Source records
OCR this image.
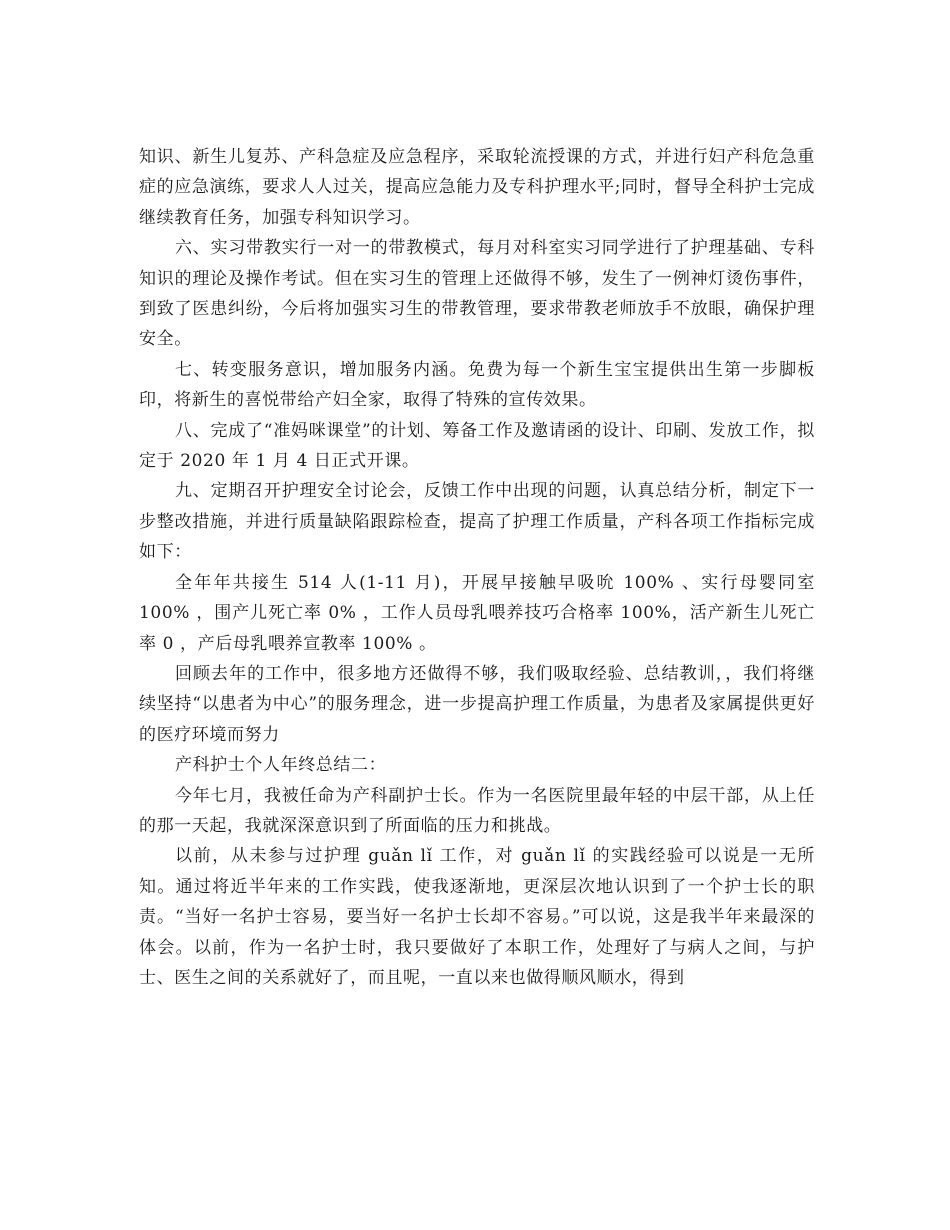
知识、新生儿复苏、产科急症及应急程序，采取轮流授课的方式，并进行妇产科危急重症的应急演练，要求人人过关，提高应急能力及专科护理水平;同时，督导全科护士完成继续教育任务，加强专科知识学习。

六、实习带教实行一对一的带教模式，每月对科室实习同学进行了护理基础、专科知识的理论及操作考试。但在实习生的管理上还做得不够，发生了一例神灯烫伤事件，到致了医患纠纷，今后将加强实习生的带教管理，要求带教老师放手不放眼，确保护理安全。

七、转变服务意识，增加服务内涵。免费为每一个新生宝宝提供出生第一步脚板印，将新生的喜悦带给产妇全家，取得了特殊的宣传效果。

八、完成了“准妈咪课堂”的计划、筹备工作及邀请函的设计、印刷、发放工作，拟定于 2020 年 1 月 4 日正式开课。

九、定期召开护理安全讨论会，反馈工作中出现的问题，认真总结分析，制定下一步整改措施，并进行质量缺陷跟踪检查，提高了护理工作质量，产科各项工作指标完成如下：

全年年共接生 514 人(1-11 月)，开展早接触早吸吮 100% 、实行母婴同室 100% ，围产儿死亡率 0% ，工作人员母乳喂养技巧合格率 100%，活产新生儿死亡率 0 ，产后母乳喂养宣教率 100% 。

回顾去年的工作中，很多地方还做得不够，我们吸取经验、总结教训，，我们将继续坚持“以患者为中心”的服务理念，进一步提高护理工作质量，为患者及家属提供更好的医疗环境而努力

产科护士个人年终总结二：

今年七月，我被任命为产科副护士长。作为一名医院里最年轻的中层干部，从上任的那一天起，我就深深意识到了所面临的压力和挑战。

以前，从未参与过护理 guǎn lǐ 工作，对 guǎn lǐ 的实践经验可以说是一无所知。通过将近半年来的工作实践，使我逐渐地，更深层次地认识到了一个护士长的职责。“当好一名护士容易，要当好一名护士长却不容易。”可以说，这是我半年来最深的体会。以前，作为一名护士时，我只要做好了本职工作，处理好了与病人之间，与护士、医生之间的关系就好了，而且呢，一直以来也做得顺风顺水，得到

_SHORT TASK_
Transcribe every entry above exactly. Omit all pictures.

_EXERCISE OUTPUT_
OCR this image.
知识、新生儿复苏、产科急症及应急程序，采取轮流授课的方式，并进行妇产科危急重症的应急演练，要求人人过关，提高应急能力及专科护理水平;同时，督导全科护士完成继续教育任务，加强专科知识学习。

六、实习带教实行一对一的带教模式，每月对科室实习同学进行了护理基础、专科知识的理论及操作考试。但在实习生的管理上还做得不够，发生了一例神灯烫伤事件，到致了医患纠纷，今后将加强实习生的带教管理，要求带教老师放手不放眼，确保护理安全。

七、转变服务意识，增加服务内涵。免费为每一个新生宝宝提供出生第一步脚板印，将新生的喜悦带给产妇全家，取得了特殊的宣传效果。

八、完成了“准妈咪课堂”的计划、筹备工作及邀请函的设计、印刷、发放工作，拟定于 2020 年 1 月 4 日正式开课。

九、定期召开护理安全讨论会，反馈工作中出现的问题，认真总结分析，制定下一步整改措施，并进行质量缺陷跟踪检查，提高了护理工作质量，产科各项工作指标完成如下：

全年年共接生 514 人(1-11 月)，开展早接触早吸吮 100% 、实行母婴同室 100% ，围产儿死亡率 0% ，工作人员母乳喂养技巧合格率 100%，活产新生儿死亡率 0 ，产后母乳喂养宣教率 100% 。

回顾去年的工作中，很多地方还做得不够，我们吸取经验、总结教训，，我们将继续坚持“以患者为中心”的服务理念，进一步提高护理工作质量，为患者及家属提供更好的医疗环境而努力

产科护士个人年终总结二：

今年七月，我被任命为产科副护士长。作为一名医院里最年轻的中层干部，从上任的那一天起，我就深深意识到了所面临的压力和挑战。

以前，从未参与过护理 guǎn lǐ 工作，对 guǎn lǐ 的实践经验可以说是一无所知。通过将近半年来的工作实践，使我逐渐地，更深层次地认识到了一个护士长的职责。“当好一名护士容易，要当好一名护士长却不容易。”可以说，这是我半年来最深的体会。以前，作为一名护士时，我只要做好了本职工作，处理好了与病人之间，与护士、医生之间的关系就好了，而且呢，一直以来也做得顺风顺水，得到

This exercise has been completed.